Problem details — Repeat, exactly and completely, the material that follows. Omit the pictures.

Stored data —
————————
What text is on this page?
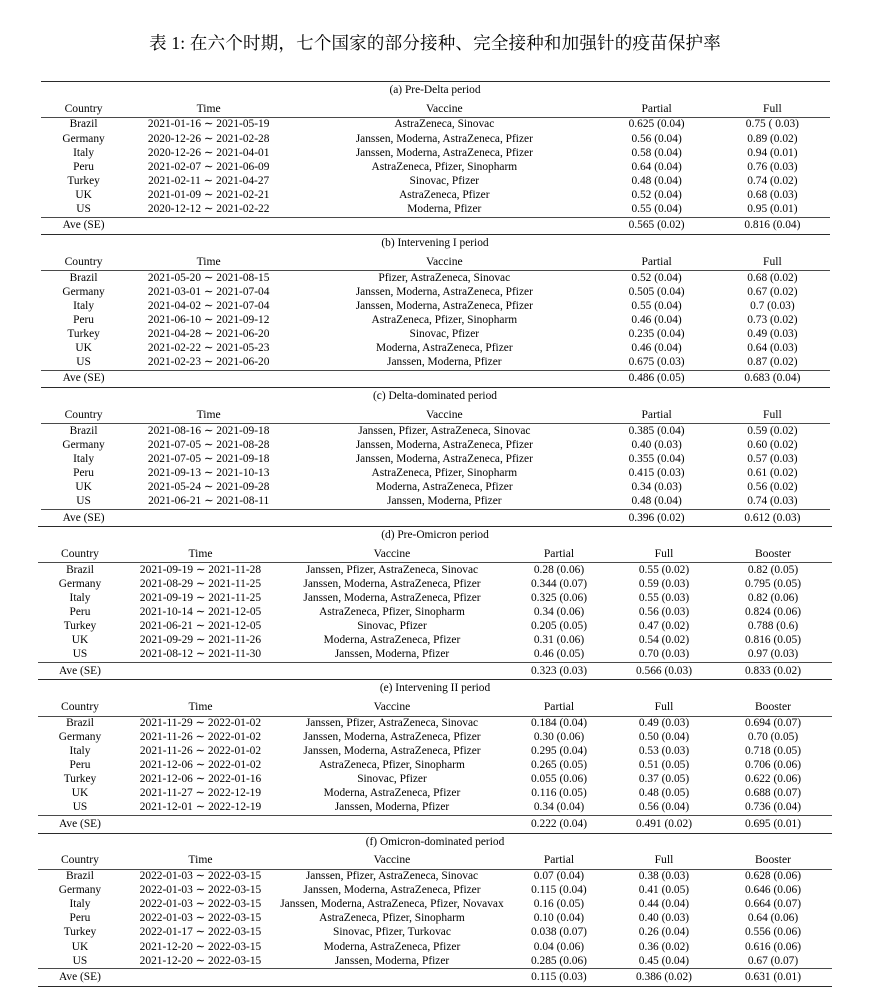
表 1: 在六个时期，七个国家的部分接种、完全接种和加强针的疫苗保护率
(a) Pre-Delta period				
Country	Time	Vaccine	Partial	Full
Brazil	2021-01-16 ∼ 2021-05-19	AstraZeneca, Sinovac	0.625 (0.04)	0.75 ( 0.03)
Germany	2020-12-26 ∼ 2021-02-28	Janssen, Moderna, AstraZeneca, Pfizer	0.56 (0.04)	0.89 (0.02)
Italy	2020-12-26 ∼ 2021-04-01	Janssen, Moderna, AstraZeneca, Pfizer	0.58 (0.04)	0.94 (0.01)
Peru	2021-02-07 ∼ 2021-06-09	AstraZeneca, Pfizer, Sinopharm	0.64 (0.04)	0.76 (0.03)
Turkey	2021-02-11 ∼ 2021-04-27	Sinovac, Pfizer	0.48 (0.04)	0.74 (0.02)
UK	2021-01-09 ∼ 2021-02-21	AstraZeneca, Pfizer	0.52 (0.04)	0.68 (0.03)
US	2020-12-12 ∼ 2021-02-22	Moderna, Pfizer	0.55 (0.04)	0.95 (0.01)
Ave (SE)			0.565 (0.02)	0.816 (0.04)
(b) Intervening I period				
Country	Time	Vaccine	Partial	Full
Brazil	2021-05-20 ∼ 2021-08-15	Pfizer, AstraZeneca, Sinovac	0.52 (0.04)	0.68 (0.02)
Germany	2021-03-01 ∼ 2021-07-04	Janssen, Moderna, AstraZeneca, Pfizer	0.505 (0.04)	0.67 (0.02)
Italy	2021-04-02 ∼ 2021-07-04	Janssen, Moderna, AstraZeneca, Pfizer	0.55 (0.04)	0.7 (0.03)
Peru	2021-06-10 ∼ 2021-09-12	AstraZeneca, Pfizer, Sinopharm	0.46 (0.04)	0.73 (0.02)
Turkey	2021-04-28 ∼ 2021-06-20	Sinovac, Pfizer	0.235 (0.04)	0.49 (0.03)
UK	2021-02-22 ∼ 2021-05-23	Moderna, AstraZeneca, Pfizer	0.46 (0.04)	0.64 (0.03)
US	2021-02-23 ∼ 2021-06-20	Janssen, Moderna, Pfizer	0.675 (0.03)	0.87 (0.02)
Ave (SE)			0.486 (0.05)	0.683 (0.04)
(c) Delta-dominated period				
Country	Time	Vaccine	Partial	Full
Brazil	2021-08-16 ∼ 2021-09-18	Janssen, Pfizer, AstraZeneca, Sinovac	0.385 (0.04)	0.59 (0.02)
Germany	2021-07-05 ∼ 2021-08-28	Janssen, Moderna, AstraZeneca, Pfizer	0.40 (0.03)	0.60 (0.02)
Italy	2021-07-05 ∼ 2021-09-18	Janssen, Moderna, AstraZeneca, Pfizer	0.355 (0.04)	0.57 (0.03)
Peru	2021-09-13 ∼ 2021-10-13	AstraZeneca, Pfizer, Sinopharm	0.415 (0.03)	0.61 (0.02)
UK	2021-05-24 ∼ 2021-09-28	Moderna, AstraZeneca, Pfizer	0.34 (0.03)	0.56 (0.02)
US	2021-06-21 ∼ 2021-08-11	Janssen, Moderna, Pfizer	0.48 (0.04)	0.74 (0.03)
Ave (SE)			0.396 (0.02)	0.612 (0.03)
(d) Pre-Omicron period					
Country	Time	Vaccine	Partial	Full	Booster
Brazil	2021-09-19 ∼ 2021-11-28	Janssen, Pfizer, AstraZeneca, Sinovac	0.28 (0.06)	0.55 (0.02)	0.82 (0.05)
Germany	2021-08-29 ∼ 2021-11-25	Janssen, Moderna, AstraZeneca, Pfizer	0.344 (0.07)	0.59 (0.03)	0.795 (0.05)
Italy	2021-09-19 ∼ 2021-11-25	Janssen, Moderna, AstraZeneca, Pfizer	0.325 (0.06)	0.55 (0.03)	0.82 (0.06)
Peru	2021-10-14 ∼ 2021-12-05	AstraZeneca, Pfizer, Sinopharm	0.34 (0.06)	0.56 (0.03)	0.824 (0.06)
Turkey	2021-06-21 ∼ 2021-12-05	Sinovac, Pfizer	0.205 (0.05)	0.47 (0.02)	0.788 (0.6)
UK	2021-09-29 ∼ 2021-11-26	Moderna, AstraZeneca, Pfizer	0.31 (0.06)	0.54 (0.02)	0.816 (0.05)
US	2021-08-12 ∼ 2021-11-30	Janssen, Moderna, Pfizer	0.46 (0.05)	0.70 (0.03)	0.97 (0.03)
Ave (SE)			0.323 (0.03)	0.566 (0.03)	0.833 (0.02)
(e) Intervening II period					
Country	Time	Vaccine	Partial	Full	Booster
Brazil	2021-11-29 ∼ 2022-01-02	Janssen, Pfizer, AstraZeneca, Sinovac	0.184 (0.04)	0.49 (0.03)	0.694 (0.07)
Germany	2021-11-26 ∼ 2022-01-02	Janssen, Moderna, AstraZeneca, Pfizer	0.30 (0.06)	0.50 (0.04)	0.70 (0.05)
Italy	2021-11-26 ∼ 2022-01-02	Janssen, Moderna, AstraZeneca, Pfizer	0.295 (0.04)	0.53 (0.03)	0.718 (0.05)
Peru	2021-12-06 ∼ 2022-01-02	AstraZeneca, Pfizer, Sinopharm	0.265 (0.05)	0.51 (0.05)	0.706 (0.06)
Turkey	2021-12-06 ∼ 2022-01-16	Sinovac, Pfizer	0.055 (0.06)	0.37 (0.05)	0.622 (0.06)
UK	2021-11-27 ∼ 2022-12-19	Moderna, AstraZeneca, Pfizer	0.116 (0.05)	0.48 (0.05)	0.688 (0.07)
US	2021-12-01 ∼ 2022-12-19	Janssen, Moderna, Pfizer	0.34 (0.04)	0.56 (0.04)	0.736 (0.04)
Ave (SE)			0.222 (0.04)	0.491 (0.02)	0.695 (0.01)
(f) Omicron-dominated period					
Country	Time	Vaccine	Partial	Full	Booster
Brazil	2022-01-03 ∼ 2022-03-15	Janssen, Pfizer, AstraZeneca, Sinovac	0.07 (0.04)	0.38 (0.03)	0.628 (0.06)
Germany	2022-01-03 ∼ 2022-03-15	Janssen, Moderna, AstraZeneca, Pfizer	0.115 (0.04)	0.41 (0.05)	0.646 (0.06)
Italy	2022-01-03 ∼ 2022-03-15	Janssen, Moderna, AstraZeneca, Pfizer, Novavax	0.16 (0.05)	0.44 (0.04)	0.664 (0.07)
Peru	2022-01-03 ∼ 2022-03-15	AstraZeneca, Pfizer, Sinopharm	0.10 (0.04)	0.40 (0.03)	0.64 (0.06)
Turkey	2022-01-17 ∼ 2022-03-15	Sinovac, Pfizer, Turkovac	0.038 (0.07)	0.26 (0.04)	0.556 (0.06)
UK	2021-12-20 ∼ 2022-03-15	Moderna, AstraZeneca, Pfizer	0.04 (0.06)	0.36 (0.02)	0.616 (0.06)
US	2021-12-20 ∼ 2022-03-15	Janssen, Moderna, Pfizer	0.285 (0.06)	0.45 (0.04)	0.67 (0.07)
Ave (SE)			0.115 (0.03)	0.386 (0.02)	0.631 (0.01)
————————
Final answer —
What text is on this page?
表 1: 在六个时期，七个国家的部分接种、完全接种和加强针的疫苗保护率
(a) Pre-Delta period				
Country	Time	Vaccine	Partial	Full
Brazil	2021-01-16 ∼ 2021-05-19	AstraZeneca, Sinovac	0.625 (0.04)	0.75 ( 0.03)
Germany	2020-12-26 ∼ 2021-02-28	Janssen, Moderna, AstraZeneca, Pfizer	0.56 (0.04)	0.89 (0.02)
Italy	2020-12-26 ∼ 2021-04-01	Janssen, Moderna, AstraZeneca, Pfizer	0.58 (0.04)	0.94 (0.01)
Peru	2021-02-07 ∼ 2021-06-09	AstraZeneca, Pfizer, Sinopharm	0.64 (0.04)	0.76 (0.03)
Turkey	2021-02-11 ∼ 2021-04-27	Sinovac, Pfizer	0.48 (0.04)	0.74 (0.02)
UK	2021-01-09 ∼ 2021-02-21	AstraZeneca, Pfizer	0.52 (0.04)	0.68 (0.03)
US	2020-12-12 ∼ 2021-02-22	Moderna, Pfizer	0.55 (0.04)	0.95 (0.01)
Ave (SE)			0.565 (0.02)	0.816 (0.04)
(b) Intervening I period				
Country	Time	Vaccine	Partial	Full
Brazil	2021-05-20 ∼ 2021-08-15	Pfizer, AstraZeneca, Sinovac	0.52 (0.04)	0.68 (0.02)
Germany	2021-03-01 ∼ 2021-07-04	Janssen, Moderna, AstraZeneca, Pfizer	0.505 (0.04)	0.67 (0.02)
Italy	2021-04-02 ∼ 2021-07-04	Janssen, Moderna, AstraZeneca, Pfizer	0.55 (0.04)	0.7 (0.03)
Peru	2021-06-10 ∼ 2021-09-12	AstraZeneca, Pfizer, Sinopharm	0.46 (0.04)	0.73 (0.02)
Turkey	2021-04-28 ∼ 2021-06-20	Sinovac, Pfizer	0.235 (0.04)	0.49 (0.03)
UK	2021-02-22 ∼ 2021-05-23	Moderna, AstraZeneca, Pfizer	0.46 (0.04)	0.64 (0.03)
US	2021-02-23 ∼ 2021-06-20	Janssen, Moderna, Pfizer	0.675 (0.03)	0.87 (0.02)
Ave (SE)			0.486 (0.05)	0.683 (0.04)
(c) Delta-dominated period				
Country	Time	Vaccine	Partial	Full
Brazil	2021-08-16 ∼ 2021-09-18	Janssen, Pfizer, AstraZeneca, Sinovac	0.385 (0.04)	0.59 (0.02)
Germany	2021-07-05 ∼ 2021-08-28	Janssen, Moderna, AstraZeneca, Pfizer	0.40 (0.03)	0.60 (0.02)
Italy	2021-07-05 ∼ 2021-09-18	Janssen, Moderna, AstraZeneca, Pfizer	0.355 (0.04)	0.57 (0.03)
Peru	2021-09-13 ∼ 2021-10-13	AstraZeneca, Pfizer, Sinopharm	0.415 (0.03)	0.61 (0.02)
UK	2021-05-24 ∼ 2021-09-28	Moderna, AstraZeneca, Pfizer	0.34 (0.03)	0.56 (0.02)
US	2021-06-21 ∼ 2021-08-11	Janssen, Moderna, Pfizer	0.48 (0.04)	0.74 (0.03)
Ave (SE)			0.396 (0.02)	0.612 (0.03)
(d) Pre-Omicron period					
Country	Time	Vaccine	Partial	Full	Booster
Brazil	2021-09-19 ∼ 2021-11-28	Janssen, Pfizer, AstraZeneca, Sinovac	0.28 (0.06)	0.55 (0.02)	0.82 (0.05)
Germany	2021-08-29 ∼ 2021-11-25	Janssen, Moderna, AstraZeneca, Pfizer	0.344 (0.07)	0.59 (0.03)	0.795 (0.05)
Italy	2021-09-19 ∼ 2021-11-25	Janssen, Moderna, AstraZeneca, Pfizer	0.325 (0.06)	0.55 (0.03)	0.82 (0.06)
Peru	2021-10-14 ∼ 2021-12-05	AstraZeneca, Pfizer, Sinopharm	0.34 (0.06)	0.56 (0.03)	0.824 (0.06)
Turkey	2021-06-21 ∼ 2021-12-05	Sinovac, Pfizer	0.205 (0.05)	0.47 (0.02)	0.788 (0.6)
UK	2021-09-29 ∼ 2021-11-26	Moderna, AstraZeneca, Pfizer	0.31 (0.06)	0.54 (0.02)	0.816 (0.05)
US	2021-08-12 ∼ 2021-11-30	Janssen, Moderna, Pfizer	0.46 (0.05)	0.70 (0.03)	0.97 (0.03)
Ave (SE)			0.323 (0.03)	0.566 (0.03)	0.833 (0.02)
(e) Intervening II period					
Country	Time	Vaccine	Partial	Full	Booster
Brazil	2021-11-29 ∼ 2022-01-02	Janssen, Pfizer, AstraZeneca, Sinovac	0.184 (0.04)	0.49 (0.03)	0.694 (0.07)
Germany	2021-11-26 ∼ 2022-01-02	Janssen, Moderna, AstraZeneca, Pfizer	0.30 (0.06)	0.50 (0.04)	0.70 (0.05)
Italy	2021-11-26 ∼ 2022-01-02	Janssen, Moderna, AstraZeneca, Pfizer	0.295 (0.04)	0.53 (0.03)	0.718 (0.05)
Peru	2021-12-06 ∼ 2022-01-02	AstraZeneca, Pfizer, Sinopharm	0.265 (0.05)	0.51 (0.05)	0.706 (0.06)
Turkey	2021-12-06 ∼ 2022-01-16	Sinovac, Pfizer	0.055 (0.06)	0.37 (0.05)	0.622 (0.06)
UK	2021-11-27 ∼ 2022-12-19	Moderna, AstraZeneca, Pfizer	0.116 (0.05)	0.48 (0.05)	0.688 (0.07)
US	2021-12-01 ∼ 2022-12-19	Janssen, Moderna, Pfizer	0.34 (0.04)	0.56 (0.04)	0.736 (0.04)
Ave (SE)			0.222 (0.04)	0.491 (0.02)	0.695 (0.01)
(f) Omicron-dominated period					
Country	Time	Vaccine	Partial	Full	Booster
Brazil	2022-01-03 ∼ 2022-03-15	Janssen, Pfizer, AstraZeneca, Sinovac	0.07 (0.04)	0.38 (0.03)	0.628 (0.06)
Germany	2022-01-03 ∼ 2022-03-15	Janssen, Moderna, AstraZeneca, Pfizer	0.115 (0.04)	0.41 (0.05)	0.646 (0.06)
Italy	2022-01-03 ∼ 2022-03-15	Janssen, Moderna, AstraZeneca, Pfizer, Novavax	0.16 (0.05)	0.44 (0.04)	0.664 (0.07)
Peru	2022-01-03 ∼ 2022-03-15	AstraZeneca, Pfizer, Sinopharm	0.10 (0.04)	0.40 (0.03)	0.64 (0.06)
Turkey	2022-01-17 ∼ 2022-03-15	Sinovac, Pfizer, Turkovac	0.038 (0.07)	0.26 (0.04)	0.556 (0.06)
UK	2021-12-20 ∼ 2022-03-15	Moderna, AstraZeneca, Pfizer	0.04 (0.06)	0.36 (0.02)	0.616 (0.06)
US	2021-12-20 ∼ 2022-03-15	Janssen, Moderna, Pfizer	0.285 (0.06)	0.45 (0.04)	0.67 (0.07)
Ave (SE)			0.115 (0.03)	0.386 (0.02)	0.631 (0.01)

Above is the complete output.